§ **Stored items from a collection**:
■ ■ ■
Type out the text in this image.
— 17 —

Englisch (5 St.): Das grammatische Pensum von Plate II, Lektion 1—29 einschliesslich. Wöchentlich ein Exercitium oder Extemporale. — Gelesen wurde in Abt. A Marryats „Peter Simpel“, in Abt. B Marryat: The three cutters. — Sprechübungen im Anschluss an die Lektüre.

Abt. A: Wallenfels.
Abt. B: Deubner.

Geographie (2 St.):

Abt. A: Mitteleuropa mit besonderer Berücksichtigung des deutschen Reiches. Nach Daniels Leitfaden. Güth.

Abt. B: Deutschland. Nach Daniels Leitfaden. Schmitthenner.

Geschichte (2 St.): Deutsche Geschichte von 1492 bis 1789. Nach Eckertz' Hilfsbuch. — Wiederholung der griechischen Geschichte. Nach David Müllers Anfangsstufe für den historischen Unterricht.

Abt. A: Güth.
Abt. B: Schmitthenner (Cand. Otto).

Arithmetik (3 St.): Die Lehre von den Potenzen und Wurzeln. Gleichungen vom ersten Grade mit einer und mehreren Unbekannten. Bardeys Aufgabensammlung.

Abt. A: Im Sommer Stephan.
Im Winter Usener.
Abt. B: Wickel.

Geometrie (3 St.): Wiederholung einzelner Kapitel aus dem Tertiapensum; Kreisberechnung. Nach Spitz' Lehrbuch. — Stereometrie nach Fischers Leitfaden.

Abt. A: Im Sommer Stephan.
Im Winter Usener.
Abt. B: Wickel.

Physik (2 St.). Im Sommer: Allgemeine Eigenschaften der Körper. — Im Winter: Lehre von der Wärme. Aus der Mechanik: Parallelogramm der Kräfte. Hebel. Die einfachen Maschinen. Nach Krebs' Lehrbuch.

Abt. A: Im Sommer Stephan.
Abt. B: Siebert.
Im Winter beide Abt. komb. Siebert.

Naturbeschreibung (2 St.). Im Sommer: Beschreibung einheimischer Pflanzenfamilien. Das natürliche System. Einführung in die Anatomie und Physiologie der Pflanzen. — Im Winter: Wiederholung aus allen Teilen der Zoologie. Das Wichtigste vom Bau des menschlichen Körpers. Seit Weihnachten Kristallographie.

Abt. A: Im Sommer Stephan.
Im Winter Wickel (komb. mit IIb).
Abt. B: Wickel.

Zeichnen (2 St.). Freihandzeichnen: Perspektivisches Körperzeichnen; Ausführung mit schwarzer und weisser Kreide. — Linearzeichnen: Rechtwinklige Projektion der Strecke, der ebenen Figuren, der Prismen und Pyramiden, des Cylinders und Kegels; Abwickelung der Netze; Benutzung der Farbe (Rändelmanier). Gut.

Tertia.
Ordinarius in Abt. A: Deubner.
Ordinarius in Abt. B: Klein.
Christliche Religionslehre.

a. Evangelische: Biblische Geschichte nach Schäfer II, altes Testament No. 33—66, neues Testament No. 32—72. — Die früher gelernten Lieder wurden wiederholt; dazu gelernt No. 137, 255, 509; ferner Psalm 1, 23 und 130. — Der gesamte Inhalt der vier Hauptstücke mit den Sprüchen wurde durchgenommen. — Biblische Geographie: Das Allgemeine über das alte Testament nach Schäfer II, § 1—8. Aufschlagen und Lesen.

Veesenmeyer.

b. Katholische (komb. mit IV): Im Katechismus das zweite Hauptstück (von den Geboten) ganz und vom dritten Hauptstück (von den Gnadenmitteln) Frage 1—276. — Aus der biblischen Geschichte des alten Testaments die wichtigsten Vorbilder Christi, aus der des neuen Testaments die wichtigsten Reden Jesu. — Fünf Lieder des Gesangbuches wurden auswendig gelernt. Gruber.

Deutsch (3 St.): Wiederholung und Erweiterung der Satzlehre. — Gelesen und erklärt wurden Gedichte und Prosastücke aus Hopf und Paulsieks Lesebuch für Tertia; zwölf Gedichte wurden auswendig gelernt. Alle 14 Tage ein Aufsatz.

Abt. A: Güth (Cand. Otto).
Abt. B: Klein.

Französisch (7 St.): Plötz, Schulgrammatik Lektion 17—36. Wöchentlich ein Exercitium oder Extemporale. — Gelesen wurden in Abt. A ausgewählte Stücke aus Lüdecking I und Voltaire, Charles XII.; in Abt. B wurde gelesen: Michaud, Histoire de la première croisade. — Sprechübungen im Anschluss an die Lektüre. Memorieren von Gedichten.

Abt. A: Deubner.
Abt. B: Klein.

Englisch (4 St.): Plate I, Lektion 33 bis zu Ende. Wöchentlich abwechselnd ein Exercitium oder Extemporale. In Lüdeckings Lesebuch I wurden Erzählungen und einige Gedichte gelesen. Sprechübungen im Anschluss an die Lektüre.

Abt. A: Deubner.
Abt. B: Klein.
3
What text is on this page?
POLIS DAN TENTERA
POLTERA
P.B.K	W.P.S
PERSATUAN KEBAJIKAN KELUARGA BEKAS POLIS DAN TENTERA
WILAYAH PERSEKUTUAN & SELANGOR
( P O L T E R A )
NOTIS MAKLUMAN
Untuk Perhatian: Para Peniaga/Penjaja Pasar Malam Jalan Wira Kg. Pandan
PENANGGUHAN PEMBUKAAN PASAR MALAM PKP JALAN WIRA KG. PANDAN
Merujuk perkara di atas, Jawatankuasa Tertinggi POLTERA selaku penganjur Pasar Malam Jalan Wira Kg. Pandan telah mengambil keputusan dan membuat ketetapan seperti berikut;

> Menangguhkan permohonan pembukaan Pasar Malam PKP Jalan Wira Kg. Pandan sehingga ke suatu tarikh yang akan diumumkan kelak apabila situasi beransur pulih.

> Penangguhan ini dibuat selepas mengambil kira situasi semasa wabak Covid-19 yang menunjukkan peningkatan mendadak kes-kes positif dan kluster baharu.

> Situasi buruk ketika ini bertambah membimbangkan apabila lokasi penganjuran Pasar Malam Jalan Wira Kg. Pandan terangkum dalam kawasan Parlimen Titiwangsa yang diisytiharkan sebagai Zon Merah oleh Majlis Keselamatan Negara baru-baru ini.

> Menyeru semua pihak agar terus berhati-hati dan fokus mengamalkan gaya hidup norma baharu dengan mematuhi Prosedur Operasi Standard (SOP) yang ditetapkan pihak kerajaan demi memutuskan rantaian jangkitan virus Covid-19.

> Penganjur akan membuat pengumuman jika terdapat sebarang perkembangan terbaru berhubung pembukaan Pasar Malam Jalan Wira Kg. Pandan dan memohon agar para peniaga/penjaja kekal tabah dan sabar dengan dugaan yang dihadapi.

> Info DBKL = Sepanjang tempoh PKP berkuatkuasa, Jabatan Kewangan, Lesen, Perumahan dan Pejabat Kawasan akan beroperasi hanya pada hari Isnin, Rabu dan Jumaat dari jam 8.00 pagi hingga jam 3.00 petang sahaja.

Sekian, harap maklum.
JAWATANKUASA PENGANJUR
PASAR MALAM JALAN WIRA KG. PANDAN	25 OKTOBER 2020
■ ■ ■
§ **TASK ITEM**: State the number of lines in the records that contain the string "membuat". Nothing else is needed.

§ **REPLY**: 2